From the listing, collect all lines containing the word "JSON".

> [SUPPLIED MATERIAL]:
⁂

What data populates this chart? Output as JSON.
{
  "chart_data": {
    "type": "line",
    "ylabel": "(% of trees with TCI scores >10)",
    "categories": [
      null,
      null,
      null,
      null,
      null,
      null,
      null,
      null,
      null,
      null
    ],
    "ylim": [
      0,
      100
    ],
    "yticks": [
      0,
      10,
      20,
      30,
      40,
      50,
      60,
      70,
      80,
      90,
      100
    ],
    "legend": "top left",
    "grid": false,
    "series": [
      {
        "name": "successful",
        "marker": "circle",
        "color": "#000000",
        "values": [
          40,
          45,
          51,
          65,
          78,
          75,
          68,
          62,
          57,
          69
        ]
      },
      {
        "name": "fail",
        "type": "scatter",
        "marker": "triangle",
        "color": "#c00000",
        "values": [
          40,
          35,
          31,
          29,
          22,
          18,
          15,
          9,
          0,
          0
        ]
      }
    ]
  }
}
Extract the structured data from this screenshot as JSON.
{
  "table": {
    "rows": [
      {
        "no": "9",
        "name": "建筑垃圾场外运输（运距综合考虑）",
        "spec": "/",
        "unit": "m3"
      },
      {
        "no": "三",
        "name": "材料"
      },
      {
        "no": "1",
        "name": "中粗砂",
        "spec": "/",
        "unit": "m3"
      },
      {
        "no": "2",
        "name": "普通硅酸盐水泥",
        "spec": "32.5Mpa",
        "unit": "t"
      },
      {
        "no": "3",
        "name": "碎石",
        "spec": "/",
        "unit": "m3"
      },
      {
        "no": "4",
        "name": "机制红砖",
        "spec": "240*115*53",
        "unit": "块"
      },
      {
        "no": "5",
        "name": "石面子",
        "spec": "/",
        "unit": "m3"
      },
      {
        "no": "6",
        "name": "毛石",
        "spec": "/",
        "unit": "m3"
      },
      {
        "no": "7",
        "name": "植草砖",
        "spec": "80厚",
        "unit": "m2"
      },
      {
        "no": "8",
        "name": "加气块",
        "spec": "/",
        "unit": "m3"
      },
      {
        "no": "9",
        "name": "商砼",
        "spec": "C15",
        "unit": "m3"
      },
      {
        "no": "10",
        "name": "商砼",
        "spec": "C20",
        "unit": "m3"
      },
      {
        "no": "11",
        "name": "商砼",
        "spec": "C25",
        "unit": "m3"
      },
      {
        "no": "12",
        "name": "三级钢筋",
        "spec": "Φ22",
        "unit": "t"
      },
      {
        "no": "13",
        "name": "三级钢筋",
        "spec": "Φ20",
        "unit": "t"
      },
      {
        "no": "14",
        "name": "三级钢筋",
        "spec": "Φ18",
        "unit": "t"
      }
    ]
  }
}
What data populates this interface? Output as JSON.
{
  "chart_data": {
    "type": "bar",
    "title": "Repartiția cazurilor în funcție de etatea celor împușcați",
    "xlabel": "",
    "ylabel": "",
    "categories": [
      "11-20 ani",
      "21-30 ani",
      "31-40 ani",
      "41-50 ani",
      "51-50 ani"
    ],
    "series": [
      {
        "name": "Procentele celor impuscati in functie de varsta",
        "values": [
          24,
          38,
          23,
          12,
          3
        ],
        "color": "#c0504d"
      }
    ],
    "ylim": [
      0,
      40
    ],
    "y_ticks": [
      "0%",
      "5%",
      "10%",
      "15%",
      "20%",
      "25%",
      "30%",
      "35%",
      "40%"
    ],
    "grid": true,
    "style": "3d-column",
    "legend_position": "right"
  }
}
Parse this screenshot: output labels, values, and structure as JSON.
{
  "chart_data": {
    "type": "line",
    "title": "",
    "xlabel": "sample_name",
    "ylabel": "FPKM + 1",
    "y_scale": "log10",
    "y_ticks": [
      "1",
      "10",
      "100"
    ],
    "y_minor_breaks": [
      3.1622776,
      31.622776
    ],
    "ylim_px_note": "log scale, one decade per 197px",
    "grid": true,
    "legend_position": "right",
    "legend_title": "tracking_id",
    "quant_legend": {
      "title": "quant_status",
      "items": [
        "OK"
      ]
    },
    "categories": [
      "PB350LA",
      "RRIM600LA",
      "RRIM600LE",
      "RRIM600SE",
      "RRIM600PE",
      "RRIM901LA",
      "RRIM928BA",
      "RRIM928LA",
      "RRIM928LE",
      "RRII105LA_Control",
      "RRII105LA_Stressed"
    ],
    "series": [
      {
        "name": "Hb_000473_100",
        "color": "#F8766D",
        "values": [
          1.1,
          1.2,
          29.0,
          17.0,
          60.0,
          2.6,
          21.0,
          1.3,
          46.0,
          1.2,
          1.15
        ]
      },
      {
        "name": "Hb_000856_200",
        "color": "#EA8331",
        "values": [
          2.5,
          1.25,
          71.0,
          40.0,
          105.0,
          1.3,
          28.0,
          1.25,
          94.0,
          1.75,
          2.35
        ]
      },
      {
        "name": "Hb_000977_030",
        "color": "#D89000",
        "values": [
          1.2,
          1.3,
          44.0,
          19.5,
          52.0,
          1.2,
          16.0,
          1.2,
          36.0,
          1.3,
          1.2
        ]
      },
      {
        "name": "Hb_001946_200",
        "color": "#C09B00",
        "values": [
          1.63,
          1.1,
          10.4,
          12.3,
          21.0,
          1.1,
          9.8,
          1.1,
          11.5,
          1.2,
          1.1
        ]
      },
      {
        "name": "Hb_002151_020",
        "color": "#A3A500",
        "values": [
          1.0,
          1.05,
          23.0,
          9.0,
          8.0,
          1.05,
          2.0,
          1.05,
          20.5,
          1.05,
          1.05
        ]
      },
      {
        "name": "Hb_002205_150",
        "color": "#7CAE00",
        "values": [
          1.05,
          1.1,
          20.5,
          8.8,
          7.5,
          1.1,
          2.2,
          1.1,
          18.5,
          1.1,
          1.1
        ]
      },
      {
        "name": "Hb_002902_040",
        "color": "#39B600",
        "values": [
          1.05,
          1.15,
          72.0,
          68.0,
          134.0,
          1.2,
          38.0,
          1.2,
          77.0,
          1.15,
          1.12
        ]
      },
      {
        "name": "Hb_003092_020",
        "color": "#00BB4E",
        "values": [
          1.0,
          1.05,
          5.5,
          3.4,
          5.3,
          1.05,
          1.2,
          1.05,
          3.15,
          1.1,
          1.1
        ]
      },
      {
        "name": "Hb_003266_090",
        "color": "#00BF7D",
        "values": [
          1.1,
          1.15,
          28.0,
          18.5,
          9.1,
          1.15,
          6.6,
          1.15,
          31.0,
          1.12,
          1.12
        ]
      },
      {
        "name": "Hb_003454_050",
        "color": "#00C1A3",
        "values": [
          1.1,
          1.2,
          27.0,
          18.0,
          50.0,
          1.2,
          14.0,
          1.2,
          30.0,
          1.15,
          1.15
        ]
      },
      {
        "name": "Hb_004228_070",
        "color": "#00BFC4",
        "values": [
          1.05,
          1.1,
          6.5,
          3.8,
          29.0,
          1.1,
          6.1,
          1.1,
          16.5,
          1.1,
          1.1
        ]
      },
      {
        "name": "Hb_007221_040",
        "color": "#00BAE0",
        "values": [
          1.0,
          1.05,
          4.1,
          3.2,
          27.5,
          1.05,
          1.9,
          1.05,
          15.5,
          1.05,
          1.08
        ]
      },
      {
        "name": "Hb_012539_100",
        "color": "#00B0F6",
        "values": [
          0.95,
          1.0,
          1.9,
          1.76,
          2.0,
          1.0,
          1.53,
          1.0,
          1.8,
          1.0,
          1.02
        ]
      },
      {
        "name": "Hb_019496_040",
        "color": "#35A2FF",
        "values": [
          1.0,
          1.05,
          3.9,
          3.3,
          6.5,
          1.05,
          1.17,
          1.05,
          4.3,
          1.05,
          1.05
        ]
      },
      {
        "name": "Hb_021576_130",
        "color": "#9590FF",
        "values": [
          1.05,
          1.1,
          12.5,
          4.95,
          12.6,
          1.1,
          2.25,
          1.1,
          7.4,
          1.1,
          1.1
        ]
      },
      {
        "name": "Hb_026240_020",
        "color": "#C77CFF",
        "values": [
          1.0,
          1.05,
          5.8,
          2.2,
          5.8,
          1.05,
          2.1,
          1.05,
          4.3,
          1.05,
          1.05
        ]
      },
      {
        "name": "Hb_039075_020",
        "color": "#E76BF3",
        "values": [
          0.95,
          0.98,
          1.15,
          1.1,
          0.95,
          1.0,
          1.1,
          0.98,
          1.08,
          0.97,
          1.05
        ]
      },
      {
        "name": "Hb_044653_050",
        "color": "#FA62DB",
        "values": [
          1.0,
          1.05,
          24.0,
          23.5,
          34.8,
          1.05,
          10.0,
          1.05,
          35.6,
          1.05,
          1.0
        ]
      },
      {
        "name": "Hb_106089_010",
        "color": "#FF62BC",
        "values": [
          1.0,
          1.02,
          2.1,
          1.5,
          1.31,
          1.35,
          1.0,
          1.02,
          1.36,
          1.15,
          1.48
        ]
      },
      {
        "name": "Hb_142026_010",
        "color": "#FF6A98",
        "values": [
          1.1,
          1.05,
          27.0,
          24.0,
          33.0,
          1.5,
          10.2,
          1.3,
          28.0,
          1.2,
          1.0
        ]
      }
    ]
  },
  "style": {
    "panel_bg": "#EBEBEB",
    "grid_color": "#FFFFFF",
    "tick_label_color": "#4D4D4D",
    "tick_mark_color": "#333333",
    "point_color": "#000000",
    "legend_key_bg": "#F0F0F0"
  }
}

⁂

> [RESULT OF THIS EXERCISE]:
What data populates this chart? Output as JSON.
Extract the structured data from this screenshot as JSON.
What data populates this interface? Output as JSON.
Parse this screenshot: output labels, values, and structure as JSON.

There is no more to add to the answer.